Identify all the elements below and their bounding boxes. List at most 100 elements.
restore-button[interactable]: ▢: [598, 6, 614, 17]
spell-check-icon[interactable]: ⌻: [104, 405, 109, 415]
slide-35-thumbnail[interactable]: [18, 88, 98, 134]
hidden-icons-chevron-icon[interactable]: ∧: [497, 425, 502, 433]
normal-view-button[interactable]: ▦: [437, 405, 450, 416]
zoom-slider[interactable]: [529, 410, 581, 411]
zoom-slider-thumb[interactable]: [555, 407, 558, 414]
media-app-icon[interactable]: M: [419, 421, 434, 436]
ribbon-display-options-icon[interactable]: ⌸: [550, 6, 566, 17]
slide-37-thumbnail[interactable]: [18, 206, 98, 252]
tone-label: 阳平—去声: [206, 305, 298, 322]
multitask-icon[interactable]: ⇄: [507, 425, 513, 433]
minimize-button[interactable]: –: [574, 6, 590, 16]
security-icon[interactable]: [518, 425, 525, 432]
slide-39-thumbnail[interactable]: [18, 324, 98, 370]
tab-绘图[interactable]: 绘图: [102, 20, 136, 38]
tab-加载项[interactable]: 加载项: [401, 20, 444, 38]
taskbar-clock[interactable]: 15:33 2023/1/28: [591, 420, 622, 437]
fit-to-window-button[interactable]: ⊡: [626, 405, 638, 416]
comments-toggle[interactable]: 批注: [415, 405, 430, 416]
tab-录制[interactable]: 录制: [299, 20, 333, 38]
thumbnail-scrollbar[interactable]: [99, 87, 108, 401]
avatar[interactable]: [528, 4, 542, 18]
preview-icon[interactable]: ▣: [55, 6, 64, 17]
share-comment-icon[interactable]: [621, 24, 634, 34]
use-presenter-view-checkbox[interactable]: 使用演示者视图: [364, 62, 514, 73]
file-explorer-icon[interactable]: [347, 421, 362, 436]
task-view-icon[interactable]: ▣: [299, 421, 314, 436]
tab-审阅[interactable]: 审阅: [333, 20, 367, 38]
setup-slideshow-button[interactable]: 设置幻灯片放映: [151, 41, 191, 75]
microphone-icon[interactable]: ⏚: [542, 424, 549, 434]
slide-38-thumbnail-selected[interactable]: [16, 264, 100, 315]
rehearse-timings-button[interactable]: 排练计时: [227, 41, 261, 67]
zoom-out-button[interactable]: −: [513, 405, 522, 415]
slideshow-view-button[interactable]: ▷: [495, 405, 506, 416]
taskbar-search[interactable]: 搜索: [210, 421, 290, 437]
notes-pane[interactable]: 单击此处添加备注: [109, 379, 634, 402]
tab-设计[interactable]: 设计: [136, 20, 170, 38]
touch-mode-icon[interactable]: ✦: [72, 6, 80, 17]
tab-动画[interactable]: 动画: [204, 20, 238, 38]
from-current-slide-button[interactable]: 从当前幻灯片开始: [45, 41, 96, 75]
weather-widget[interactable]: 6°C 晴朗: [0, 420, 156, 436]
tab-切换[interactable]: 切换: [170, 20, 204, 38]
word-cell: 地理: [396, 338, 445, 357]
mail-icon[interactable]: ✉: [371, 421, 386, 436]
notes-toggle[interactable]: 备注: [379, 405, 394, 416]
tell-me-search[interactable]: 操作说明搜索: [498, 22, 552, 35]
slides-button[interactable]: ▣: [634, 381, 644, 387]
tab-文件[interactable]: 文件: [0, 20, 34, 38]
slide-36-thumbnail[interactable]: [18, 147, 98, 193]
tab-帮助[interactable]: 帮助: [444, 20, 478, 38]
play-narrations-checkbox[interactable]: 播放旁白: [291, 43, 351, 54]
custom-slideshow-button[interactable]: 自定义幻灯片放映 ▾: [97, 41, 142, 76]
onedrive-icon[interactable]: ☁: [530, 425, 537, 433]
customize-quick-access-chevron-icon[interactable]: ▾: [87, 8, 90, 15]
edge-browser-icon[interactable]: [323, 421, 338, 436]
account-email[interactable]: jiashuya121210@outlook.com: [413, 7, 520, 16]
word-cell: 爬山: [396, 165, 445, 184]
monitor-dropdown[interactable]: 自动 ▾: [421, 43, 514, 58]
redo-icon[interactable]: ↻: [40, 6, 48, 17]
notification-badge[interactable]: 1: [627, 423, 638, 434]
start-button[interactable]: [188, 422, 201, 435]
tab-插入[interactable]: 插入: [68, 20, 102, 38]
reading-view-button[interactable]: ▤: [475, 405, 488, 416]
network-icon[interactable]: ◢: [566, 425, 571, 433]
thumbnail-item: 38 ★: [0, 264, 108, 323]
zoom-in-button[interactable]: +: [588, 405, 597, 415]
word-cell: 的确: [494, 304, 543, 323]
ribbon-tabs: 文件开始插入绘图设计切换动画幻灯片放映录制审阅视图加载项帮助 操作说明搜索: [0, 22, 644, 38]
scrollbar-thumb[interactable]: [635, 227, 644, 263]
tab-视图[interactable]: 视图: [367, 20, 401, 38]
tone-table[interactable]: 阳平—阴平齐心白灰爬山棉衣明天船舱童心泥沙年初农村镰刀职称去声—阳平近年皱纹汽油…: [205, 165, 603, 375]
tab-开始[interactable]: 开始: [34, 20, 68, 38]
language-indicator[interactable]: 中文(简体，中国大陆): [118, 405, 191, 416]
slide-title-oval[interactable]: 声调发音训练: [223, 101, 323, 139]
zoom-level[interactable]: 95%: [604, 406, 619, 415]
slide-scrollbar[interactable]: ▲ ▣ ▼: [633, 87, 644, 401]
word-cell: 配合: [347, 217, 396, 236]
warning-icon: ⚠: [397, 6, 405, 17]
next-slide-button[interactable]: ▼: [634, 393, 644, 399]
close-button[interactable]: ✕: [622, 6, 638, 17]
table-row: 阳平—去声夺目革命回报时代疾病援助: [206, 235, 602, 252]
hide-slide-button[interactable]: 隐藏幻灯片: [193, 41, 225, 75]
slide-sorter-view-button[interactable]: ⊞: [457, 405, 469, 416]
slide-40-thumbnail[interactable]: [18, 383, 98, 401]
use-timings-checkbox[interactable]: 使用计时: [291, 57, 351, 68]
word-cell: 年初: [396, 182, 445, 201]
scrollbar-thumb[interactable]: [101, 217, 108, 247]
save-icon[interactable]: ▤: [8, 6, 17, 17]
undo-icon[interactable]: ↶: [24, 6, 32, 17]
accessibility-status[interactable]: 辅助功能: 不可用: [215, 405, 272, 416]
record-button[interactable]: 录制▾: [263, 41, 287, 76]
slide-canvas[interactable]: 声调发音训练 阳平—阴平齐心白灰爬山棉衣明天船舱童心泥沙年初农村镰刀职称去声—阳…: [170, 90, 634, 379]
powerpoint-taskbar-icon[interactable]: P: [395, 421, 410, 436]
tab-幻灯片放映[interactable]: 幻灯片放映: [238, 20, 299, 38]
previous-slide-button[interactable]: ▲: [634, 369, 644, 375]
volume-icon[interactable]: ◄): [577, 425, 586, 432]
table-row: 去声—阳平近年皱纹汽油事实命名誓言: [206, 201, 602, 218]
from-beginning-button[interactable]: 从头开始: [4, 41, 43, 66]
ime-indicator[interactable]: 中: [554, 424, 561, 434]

※ ※ ※

### REQUIRED TASK
Repeat every line of the listing verbatim.

### WRITTEN SOLUTION
Identify all the elements below and their bounding boxes. List at most 100 elements.
restore-button[interactable]: ▢: [598, 6, 614, 17]
spell-check-icon[interactable]: ⌻: [104, 405, 109, 415]
slide-35-thumbnail[interactable]: [18, 88, 98, 134]
hidden-icons-chevron-icon[interactable]: ∧: [497, 425, 502, 433]
normal-view-button[interactable]: ▦: [437, 405, 450, 416]
zoom-slider[interactable]: [529, 410, 581, 411]
zoom-slider-thumb[interactable]: [555, 407, 558, 414]
media-app-icon[interactable]: M: [419, 421, 434, 436]
ribbon-display-options-icon[interactable]: ⌸: [550, 6, 566, 17]
slide-37-thumbnail[interactable]: [18, 206, 98, 252]
tone-label: 阳平—去声: [206, 305, 298, 322]
multitask-icon[interactable]: ⇄: [507, 425, 513, 433]
minimize-button[interactable]: –: [574, 6, 590, 16]
security-icon[interactable]: [518, 425, 525, 432]
slide-39-thumbnail[interactable]: [18, 324, 98, 370]
tab-绘图[interactable]: 绘图: [102, 20, 136, 38]
tab-加载项[interactable]: 加载项: [401, 20, 444, 38]
taskbar-clock[interactable]: 15:33 2023/1/28: [591, 420, 622, 437]
fit-to-window-button[interactable]: ⊡: [626, 405, 638, 416]
comments-toggle[interactable]: 批注: [415, 405, 430, 416]
tab-录制[interactable]: 录制: [299, 20, 333, 38]
thumbnail-scrollbar[interactable]: [99, 87, 108, 401]
avatar[interactable]: [528, 4, 542, 18]
preview-icon[interactable]: ▣: [55, 6, 64, 17]
share-comment-icon[interactable]: [621, 24, 634, 34]
use-presenter-view-checkbox[interactable]: 使用演示者视图: [364, 62, 514, 73]
file-explorer-icon[interactable]: [347, 421, 362, 436]
task-view-icon[interactable]: ▣: [299, 421, 314, 436]
tab-审阅[interactable]: 审阅: [333, 20, 367, 38]
setup-slideshow-button[interactable]: 设置幻灯片放映: [151, 41, 191, 75]
microphone-icon[interactable]: ⏚: [542, 424, 549, 434]
slide-38-thumbnail-selected[interactable]: [16, 264, 100, 315]
rehearse-timings-button[interactable]: 排练计时: [227, 41, 261, 67]
zoom-out-button[interactable]: −: [513, 405, 522, 415]
slideshow-view-button[interactable]: ▷: [495, 405, 506, 416]
taskbar-search[interactable]: 搜索: [210, 421, 290, 437]
notes-pane[interactable]: 单击此处添加备注: [109, 379, 634, 402]
tab-设计[interactable]: 设计: [136, 20, 170, 38]
touch-mode-icon[interactable]: ✦: [72, 6, 80, 17]
tab-动画[interactable]: 动画: [204, 20, 238, 38]
from-current-slide-button[interactable]: 从当前幻灯片开始: [45, 41, 96, 75]
weather-widget[interactable]: 6°C 晴朗: [0, 420, 156, 436]
tab-切换[interactable]: 切换: [170, 20, 204, 38]
word-cell: 地理: [396, 338, 445, 357]
mail-icon[interactable]: ✉: [371, 421, 386, 436]
notes-toggle[interactable]: 备注: [379, 405, 394, 416]
tell-me-search[interactable]: 操作说明搜索: [498, 22, 552, 35]
slides-button[interactable]: ▣: [634, 381, 644, 387]
tab-文件[interactable]: 文件: [0, 20, 34, 38]
slide-36-thumbnail[interactable]: [18, 147, 98, 193]
tab-帮助[interactable]: 帮助: [444, 20, 478, 38]
play-narrations-checkbox[interactable]: 播放旁白: [291, 43, 351, 54]
custom-slideshow-button[interactable]: 自定义幻灯片放映 ▾: [97, 41, 142, 76]
onedrive-icon[interactable]: ☁: [530, 425, 537, 433]
customize-quick-access-chevron-icon[interactable]: ▾: [87, 8, 90, 15]
edge-browser-icon[interactable]: [323, 421, 338, 436]
account-email[interactable]: jiashuya121210@outlook.com: [413, 7, 520, 16]
word-cell: 爬山: [396, 165, 445, 184]
monitor-dropdown[interactable]: 自动 ▾: [421, 43, 514, 58]
redo-icon[interactable]: ↻: [40, 6, 48, 17]
notification-badge[interactable]: 1: [627, 423, 638, 434]
start-button[interactable]: [188, 422, 201, 435]
tab-插入[interactable]: 插入: [68, 20, 102, 38]
reading-view-button[interactable]: ▤: [475, 405, 488, 416]
network-icon[interactable]: ◢: [566, 425, 571, 433]
thumbnail-item: 38 ★: [0, 264, 108, 323]
zoom-in-button[interactable]: +: [588, 405, 597, 415]
word-cell: 的确: [494, 304, 543, 323]
ribbon-tabs: 文件开始插入绘图设计切换动画幻灯片放映录制审阅视图加载项帮助 操作说明搜索: [0, 22, 644, 38]
scrollbar-thumb[interactable]: [635, 227, 644, 263]
tab-视图[interactable]: 视图: [367, 20, 401, 38]
tone-table[interactable]: 阳平—阴平齐心白灰爬山棉衣明天船舱童心泥沙年初农村镰刀职称去声—阳平近年皱纹汽油…: [205, 165, 603, 375]
tab-开始[interactable]: 开始: [34, 20, 68, 38]
language-indicator[interactable]: 中文(简体，中国大陆): [118, 405, 191, 416]
slide-title-oval[interactable]: 声调发音训练: [223, 101, 323, 139]
zoom-level[interactable]: 95%: [604, 406, 619, 415]
slide-scrollbar[interactable]: ▲ ▣ ▼: [633, 87, 644, 401]
word-cell: 配合: [347, 217, 396, 236]
warning-icon: ⚠: [397, 6, 405, 17]
next-slide-button[interactable]: ▼: [634, 393, 644, 399]
close-button[interactable]: ✕: [622, 6, 638, 17]
table-row: 阳平—去声夺目革命回报时代疾病援助: [206, 235, 602, 252]
hide-slide-button[interactable]: 隐藏幻灯片: [193, 41, 225, 75]
slide-sorter-view-button[interactable]: ⊞: [457, 405, 469, 416]
slide-40-thumbnail[interactable]: [18, 383, 98, 401]
use-timings-checkbox[interactable]: 使用计时: [291, 57, 351, 68]
word-cell: 年初: [396, 182, 445, 201]
scrollbar-thumb[interactable]: [101, 217, 108, 247]
save-icon[interactable]: ▤: [8, 6, 17, 17]
undo-icon[interactable]: ↶: [24, 6, 32, 17]
accessibility-status[interactable]: 辅助功能: 不可用: [215, 405, 272, 416]
record-button[interactable]: 录制▾: [263, 41, 287, 76]
slide-canvas[interactable]: 声调发音训练 阳平—阴平齐心白灰爬山棉衣明天船舱童心泥沙年初农村镰刀职称去声—阳…: [170, 90, 634, 379]
powerpoint-taskbar-icon[interactable]: P: [395, 421, 410, 436]
tab-幻灯片放映[interactable]: 幻灯片放映: [238, 20, 299, 38]
previous-slide-button[interactable]: ▲: [634, 369, 644, 375]
volume-icon[interactable]: ◄): [577, 425, 586, 432]
table-row: 去声—阳平近年皱纹汽油事实命名誓言: [206, 201, 602, 218]
from-beginning-button[interactable]: 从头开始: [4, 41, 43, 66]
ime-indicator[interactable]: 中: [554, 424, 561, 434]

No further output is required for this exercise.